Task requirements - The data must be written out once more, precisely as given.

Extracted records -
Begin

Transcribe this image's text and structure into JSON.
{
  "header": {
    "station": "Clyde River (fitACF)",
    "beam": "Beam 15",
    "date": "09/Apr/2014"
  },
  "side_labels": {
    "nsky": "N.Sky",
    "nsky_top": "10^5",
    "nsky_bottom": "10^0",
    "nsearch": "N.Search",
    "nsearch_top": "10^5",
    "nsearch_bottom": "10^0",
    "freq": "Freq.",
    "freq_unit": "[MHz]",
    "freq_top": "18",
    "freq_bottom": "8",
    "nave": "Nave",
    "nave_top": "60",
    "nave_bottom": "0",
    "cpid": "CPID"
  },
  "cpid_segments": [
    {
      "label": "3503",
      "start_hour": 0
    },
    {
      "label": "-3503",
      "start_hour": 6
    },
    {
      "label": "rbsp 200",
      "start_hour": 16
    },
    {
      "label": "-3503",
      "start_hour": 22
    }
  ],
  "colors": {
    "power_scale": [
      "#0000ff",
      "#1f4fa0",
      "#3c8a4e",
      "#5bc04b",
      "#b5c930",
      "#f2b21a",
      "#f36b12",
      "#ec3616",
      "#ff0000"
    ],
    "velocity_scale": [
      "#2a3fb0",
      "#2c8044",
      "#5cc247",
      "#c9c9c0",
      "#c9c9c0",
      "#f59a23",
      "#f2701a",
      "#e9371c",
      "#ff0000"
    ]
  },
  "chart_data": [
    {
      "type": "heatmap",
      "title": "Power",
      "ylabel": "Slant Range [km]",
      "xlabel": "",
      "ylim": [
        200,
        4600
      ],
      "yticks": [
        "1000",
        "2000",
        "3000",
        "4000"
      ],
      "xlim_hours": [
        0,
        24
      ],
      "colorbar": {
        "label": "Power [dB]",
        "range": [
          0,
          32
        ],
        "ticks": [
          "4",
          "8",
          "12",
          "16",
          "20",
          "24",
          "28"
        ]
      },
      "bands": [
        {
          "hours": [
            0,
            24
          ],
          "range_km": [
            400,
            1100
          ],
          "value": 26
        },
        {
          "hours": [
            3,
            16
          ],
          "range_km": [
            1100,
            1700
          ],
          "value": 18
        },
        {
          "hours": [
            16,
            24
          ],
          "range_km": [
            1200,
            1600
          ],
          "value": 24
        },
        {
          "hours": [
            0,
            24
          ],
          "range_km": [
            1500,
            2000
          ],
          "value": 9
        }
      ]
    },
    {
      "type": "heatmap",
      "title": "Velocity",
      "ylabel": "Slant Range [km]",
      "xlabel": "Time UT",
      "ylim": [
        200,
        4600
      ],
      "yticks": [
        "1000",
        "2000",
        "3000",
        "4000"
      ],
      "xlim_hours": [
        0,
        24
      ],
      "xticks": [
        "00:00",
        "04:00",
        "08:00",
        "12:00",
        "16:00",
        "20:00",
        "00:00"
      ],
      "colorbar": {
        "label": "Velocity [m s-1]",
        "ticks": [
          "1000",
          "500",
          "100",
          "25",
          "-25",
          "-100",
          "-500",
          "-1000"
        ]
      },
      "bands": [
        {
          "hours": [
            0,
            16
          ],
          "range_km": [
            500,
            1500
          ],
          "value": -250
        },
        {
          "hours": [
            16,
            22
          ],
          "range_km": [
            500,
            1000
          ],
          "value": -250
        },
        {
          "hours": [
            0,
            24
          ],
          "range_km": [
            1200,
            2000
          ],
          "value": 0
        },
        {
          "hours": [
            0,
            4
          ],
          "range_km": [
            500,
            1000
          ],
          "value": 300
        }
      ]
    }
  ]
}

End

Finished answer -
Transcribe this image's text and structure into JSON.
{
  "header": {
    "station": "Clyde River (fitACF)",
    "beam": "Beam 15",
    "date": "09/Apr/2014"
  },
  "side_labels": {
    "nsky": "N.Sky",
    "nsky_top": "10^5",
    "nsky_bottom": "10^0",
    "nsearch": "N.Search",
    "nsearch_top": "10^5",
    "nsearch_bottom": "10^0",
    "freq": "Freq.",
    "freq_unit": "[MHz]",
    "freq_top": "18",
    "freq_bottom": "8",
    "nave": "Nave",
    "nave_top": "60",
    "nave_bottom": "0",
    "cpid": "CPID"
  },
  "cpid_segments": [
    {
      "label": "3503",
      "start_hour": 0
    },
    {
      "label": "-3503",
      "start_hour": 6
    },
    {
      "label": "rbsp 200",
      "start_hour": 16
    },
    {
      "label": "-3503",
      "start_hour": 22
    }
  ],
  "colors": {
    "power_scale": [
      "#0000ff",
      "#1f4fa0",
      "#3c8a4e",
      "#5bc04b",
      "#b5c930",
      "#f2b21a",
      "#f36b12",
      "#ec3616",
      "#ff0000"
    ],
    "velocity_scale": [
      "#2a3fb0",
      "#2c8044",
      "#5cc247",
      "#c9c9c0",
      "#c9c9c0",
      "#f59a23",
      "#f2701a",
      "#e9371c",
      "#ff0000"
    ]
  },
  "chart_data": [
    {
      "type": "heatmap",
      "title": "Power",
      "ylabel": "Slant Range [km]",
      "xlabel": "",
      "ylim": [
        200,
        4600
      ],
      "yticks": [
        "1000",
        "2000",
        "3000",
        "4000"
      ],
      "xlim_hours": [
        0,
        24
      ],
      "colorbar": {
        "label": "Power [dB]",
        "range": [
          0,
          32
        ],
        "ticks": [
          "4",
          "8",
          "12",
          "16",
          "20",
          "24",
          "28"
        ]
      },
      "bands": [
        {
          "hours": [
            0,
            24
          ],
          "range_km": [
            400,
            1100
          ],
          "value": 26
        },
        {
          "hours": [
            3,
            16
          ],
          "range_km": [
            1100,
            1700
          ],
          "value": 18
        },
        {
          "hours": [
            16,
            24
          ],
          "range_km": [
            1200,
            1600
          ],
          "value": 24
        },
        {
          "hours": [
            0,
            24
          ],
          "range_km": [
            1500,
            2000
          ],
          "value": 9
        }
      ]
    },
    {
      "type": "heatmap",
      "title": "Velocity",
      "ylabel": "Slant Range [km]",
      "xlabel": "Time UT",
      "ylim": [
        200,
        4600
      ],
      "yticks": [
        "1000",
        "2000",
        "3000",
        "4000"
      ],
      "xlim_hours": [
        0,
        24
      ],
      "xticks": [
        "00:00",
        "04:00",
        "08:00",
        "12:00",
        "16:00",
        "20:00",
        "00:00"
      ],
      "colorbar": {
        "label": "Velocity [m s-1]",
        "ticks": [
          "1000",
          "500",
          "100",
          "25",
          "-25",
          "-100",
          "-500",
          "-1000"
        ]
      },
      "bands": [
        {
          "hours": [
            0,
            16
          ],
          "range_km": [
            500,
            1500
          ],
          "value": -250
        },
        {
          "hours": [
            16,
            22
          ],
          "range_km": [
            500,
            1000
          ],
          "value": -250
        },
        {
          "hours": [
            0,
            24
          ],
          "range_km": [
            1200,
            2000
          ],
          "value": 0
        },
        {
          "hours": [
            0,
            4
          ],
          "range_km": [
            500,
            1000
          ],
          "value": 300
        }
      ]
    }
  ]
}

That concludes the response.